* _Collected data entries_
%%

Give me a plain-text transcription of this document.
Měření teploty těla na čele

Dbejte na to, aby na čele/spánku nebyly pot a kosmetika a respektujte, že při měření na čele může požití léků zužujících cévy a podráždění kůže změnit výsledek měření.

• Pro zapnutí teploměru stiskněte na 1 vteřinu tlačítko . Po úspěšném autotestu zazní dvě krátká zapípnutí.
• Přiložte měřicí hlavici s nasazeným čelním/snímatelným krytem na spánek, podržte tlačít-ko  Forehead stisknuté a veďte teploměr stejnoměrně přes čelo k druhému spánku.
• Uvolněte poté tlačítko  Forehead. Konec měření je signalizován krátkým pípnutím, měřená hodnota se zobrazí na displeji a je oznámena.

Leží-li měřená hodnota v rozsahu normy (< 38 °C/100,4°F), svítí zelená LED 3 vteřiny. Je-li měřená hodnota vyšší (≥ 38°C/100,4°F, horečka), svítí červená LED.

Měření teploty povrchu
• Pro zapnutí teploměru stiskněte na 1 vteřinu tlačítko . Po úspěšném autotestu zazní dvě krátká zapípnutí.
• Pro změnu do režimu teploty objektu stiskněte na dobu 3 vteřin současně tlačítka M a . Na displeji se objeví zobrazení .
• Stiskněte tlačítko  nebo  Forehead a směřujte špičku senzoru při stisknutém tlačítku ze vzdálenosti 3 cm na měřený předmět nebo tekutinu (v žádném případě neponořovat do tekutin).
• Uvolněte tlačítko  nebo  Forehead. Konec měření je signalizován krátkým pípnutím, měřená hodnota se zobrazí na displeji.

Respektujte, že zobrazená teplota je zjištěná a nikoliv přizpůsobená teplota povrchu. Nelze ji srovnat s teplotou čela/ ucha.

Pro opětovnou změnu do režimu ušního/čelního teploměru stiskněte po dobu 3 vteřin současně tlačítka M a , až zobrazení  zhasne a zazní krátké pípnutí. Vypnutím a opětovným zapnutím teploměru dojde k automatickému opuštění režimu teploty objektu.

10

%%

* _Work required_
Single out each line of the records above with the string "teploty" in it, and copy it.

* _Solution for this problem_
Měření teploty těla na čele
Měření teploty povrchu
• Pro změnu do režimu teploty objektu stiskněte na dobu 3 vteřin současně tlačítka M a . Na displeji se objeví zobrazení .
Pro opětovnou změnu do režimu ušního/čelního teploměru stiskněte po dobu 3 vteřin současně tlačítka M a , až zobrazení  zhasne a zazní krátké pípnutí. Vypnutím a opětovným zapnutím teploměru dojde k automatickému opuštění režimu teploty objektu.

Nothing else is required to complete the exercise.